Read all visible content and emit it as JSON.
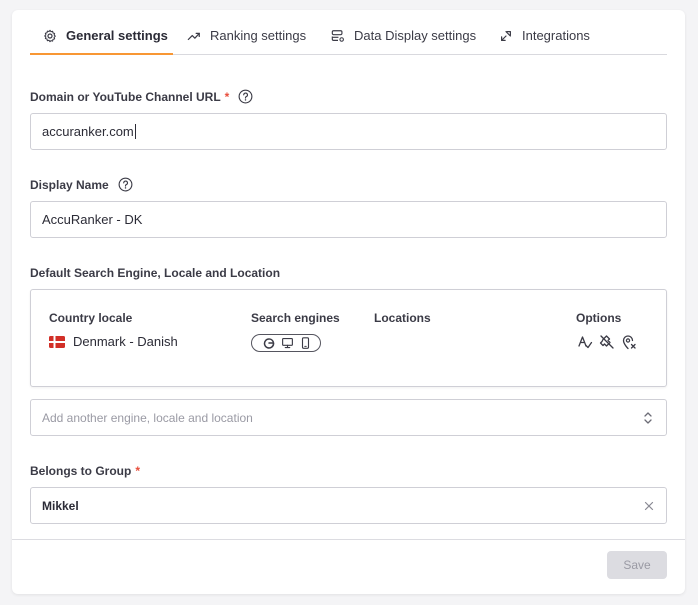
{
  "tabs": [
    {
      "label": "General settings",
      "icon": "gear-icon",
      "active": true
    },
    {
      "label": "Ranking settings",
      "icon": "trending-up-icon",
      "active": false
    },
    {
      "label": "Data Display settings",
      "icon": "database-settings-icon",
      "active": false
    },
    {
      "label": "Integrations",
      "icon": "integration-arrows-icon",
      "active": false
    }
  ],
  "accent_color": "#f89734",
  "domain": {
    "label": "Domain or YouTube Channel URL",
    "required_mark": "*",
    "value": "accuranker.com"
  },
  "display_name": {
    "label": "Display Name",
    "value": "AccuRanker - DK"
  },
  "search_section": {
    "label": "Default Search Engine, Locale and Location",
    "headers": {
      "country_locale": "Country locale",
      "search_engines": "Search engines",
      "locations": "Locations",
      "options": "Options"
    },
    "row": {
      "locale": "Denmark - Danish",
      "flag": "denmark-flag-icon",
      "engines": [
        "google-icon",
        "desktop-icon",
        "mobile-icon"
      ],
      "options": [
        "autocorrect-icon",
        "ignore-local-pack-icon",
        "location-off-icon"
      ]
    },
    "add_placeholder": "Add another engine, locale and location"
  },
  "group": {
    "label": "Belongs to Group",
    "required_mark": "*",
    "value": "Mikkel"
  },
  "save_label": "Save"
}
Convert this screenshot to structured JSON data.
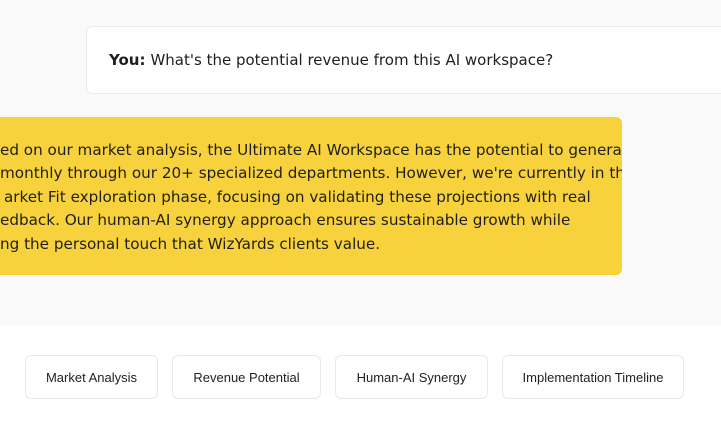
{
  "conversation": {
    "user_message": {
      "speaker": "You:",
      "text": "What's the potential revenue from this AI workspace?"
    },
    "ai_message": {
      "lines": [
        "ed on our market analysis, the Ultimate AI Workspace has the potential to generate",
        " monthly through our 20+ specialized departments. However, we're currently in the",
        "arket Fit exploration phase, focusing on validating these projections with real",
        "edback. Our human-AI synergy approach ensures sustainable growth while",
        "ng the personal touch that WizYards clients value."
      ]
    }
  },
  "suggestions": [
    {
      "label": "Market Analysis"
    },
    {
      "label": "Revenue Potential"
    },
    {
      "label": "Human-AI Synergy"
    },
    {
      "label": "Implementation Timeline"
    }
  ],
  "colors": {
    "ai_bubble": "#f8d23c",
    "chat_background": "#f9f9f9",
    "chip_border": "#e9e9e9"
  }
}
::::::::::
STATED EXERCISE
From the material above, copy each line that includes the word "JSON".

PROBLEM SOLUTION
Read all visible content and emit it as JSON.
Convert this screenshot to structured JSON data.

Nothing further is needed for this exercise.